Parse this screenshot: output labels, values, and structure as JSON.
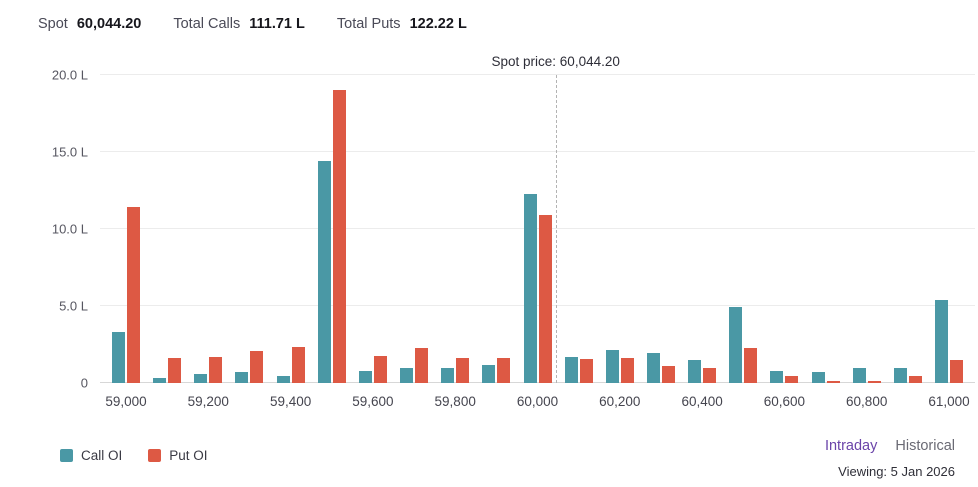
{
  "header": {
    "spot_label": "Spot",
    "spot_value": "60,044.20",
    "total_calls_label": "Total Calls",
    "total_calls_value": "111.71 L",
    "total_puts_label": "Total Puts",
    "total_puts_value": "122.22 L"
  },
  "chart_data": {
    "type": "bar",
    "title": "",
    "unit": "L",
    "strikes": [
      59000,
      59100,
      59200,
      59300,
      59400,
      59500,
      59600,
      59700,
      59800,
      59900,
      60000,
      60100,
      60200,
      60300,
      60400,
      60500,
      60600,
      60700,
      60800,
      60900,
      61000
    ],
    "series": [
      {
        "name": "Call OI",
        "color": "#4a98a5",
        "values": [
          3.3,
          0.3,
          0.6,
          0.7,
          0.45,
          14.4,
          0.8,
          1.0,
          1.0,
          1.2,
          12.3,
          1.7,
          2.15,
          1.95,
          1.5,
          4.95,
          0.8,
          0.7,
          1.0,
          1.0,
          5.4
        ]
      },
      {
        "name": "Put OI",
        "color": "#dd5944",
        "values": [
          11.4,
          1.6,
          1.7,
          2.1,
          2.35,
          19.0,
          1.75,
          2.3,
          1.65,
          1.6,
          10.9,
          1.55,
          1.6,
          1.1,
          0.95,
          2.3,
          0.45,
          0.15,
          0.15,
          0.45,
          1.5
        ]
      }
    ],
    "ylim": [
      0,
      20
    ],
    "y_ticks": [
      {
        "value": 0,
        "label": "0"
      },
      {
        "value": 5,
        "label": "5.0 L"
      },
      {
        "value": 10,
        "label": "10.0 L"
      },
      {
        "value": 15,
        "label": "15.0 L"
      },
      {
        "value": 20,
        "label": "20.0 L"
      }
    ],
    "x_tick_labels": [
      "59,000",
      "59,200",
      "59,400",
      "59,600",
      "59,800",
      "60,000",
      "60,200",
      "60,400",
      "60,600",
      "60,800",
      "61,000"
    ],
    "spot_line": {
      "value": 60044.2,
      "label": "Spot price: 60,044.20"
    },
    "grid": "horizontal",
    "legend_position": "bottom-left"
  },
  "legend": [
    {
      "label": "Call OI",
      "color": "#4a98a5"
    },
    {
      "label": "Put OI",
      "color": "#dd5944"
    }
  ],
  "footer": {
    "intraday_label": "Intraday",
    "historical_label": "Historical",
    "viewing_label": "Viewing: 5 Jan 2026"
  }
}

§ **Instruction**
Without including any pictures, print all of the material exactly as given.

§ **Solution to the exercise**
Parse this screenshot: output labels, values, and structure as JSON.
{
  "header": {
    "spot_label": "Spot",
    "spot_value": "60,044.20",
    "total_calls_label": "Total Calls",
    "total_calls_value": "111.71 L",
    "total_puts_label": "Total Puts",
    "total_puts_value": "122.22 L"
  },
  "chart_data": {
    "type": "bar",
    "title": "",
    "unit": "L",
    "strikes": [
      59000,
      59100,
      59200,
      59300,
      59400,
      59500,
      59600,
      59700,
      59800,
      59900,
      60000,
      60100,
      60200,
      60300,
      60400,
      60500,
      60600,
      60700,
      60800,
      60900,
      61000
    ],
    "series": [
      {
        "name": "Call OI",
        "color": "#4a98a5",
        "values": [
          3.3,
          0.3,
          0.6,
          0.7,
          0.45,
          14.4,
          0.8,
          1.0,
          1.0,
          1.2,
          12.3,
          1.7,
          2.15,
          1.95,
          1.5,
          4.95,
          0.8,
          0.7,
          1.0,
          1.0,
          5.4
        ]
      },
      {
        "name": "Put OI",
        "color": "#dd5944",
        "values": [
          11.4,
          1.6,
          1.7,
          2.1,
          2.35,
          19.0,
          1.75,
          2.3,
          1.65,
          1.6,
          10.9,
          1.55,
          1.6,
          1.1,
          0.95,
          2.3,
          0.45,
          0.15,
          0.15,
          0.45,
          1.5
        ]
      }
    ],
    "ylim": [
      0,
      20
    ],
    "y_ticks": [
      {
        "value": 0,
        "label": "0"
      },
      {
        "value": 5,
        "label": "5.0 L"
      },
      {
        "value": 10,
        "label": "10.0 L"
      },
      {
        "value": 15,
        "label": "15.0 L"
      },
      {
        "value": 20,
        "label": "20.0 L"
      }
    ],
    "x_tick_labels": [
      "59,000",
      "59,200",
      "59,400",
      "59,600",
      "59,800",
      "60,000",
      "60,200",
      "60,400",
      "60,600",
      "60,800",
      "61,000"
    ],
    "spot_line": {
      "value": 60044.2,
      "label": "Spot price: 60,044.20"
    },
    "grid": "horizontal",
    "legend_position": "bottom-left"
  },
  "legend": [
    {
      "label": "Call OI",
      "color": "#4a98a5"
    },
    {
      "label": "Put OI",
      "color": "#dd5944"
    }
  ],
  "footer": {
    "intraday_label": "Intraday",
    "historical_label": "Historical",
    "viewing_label": "Viewing: 5 Jan 2026"
  }
}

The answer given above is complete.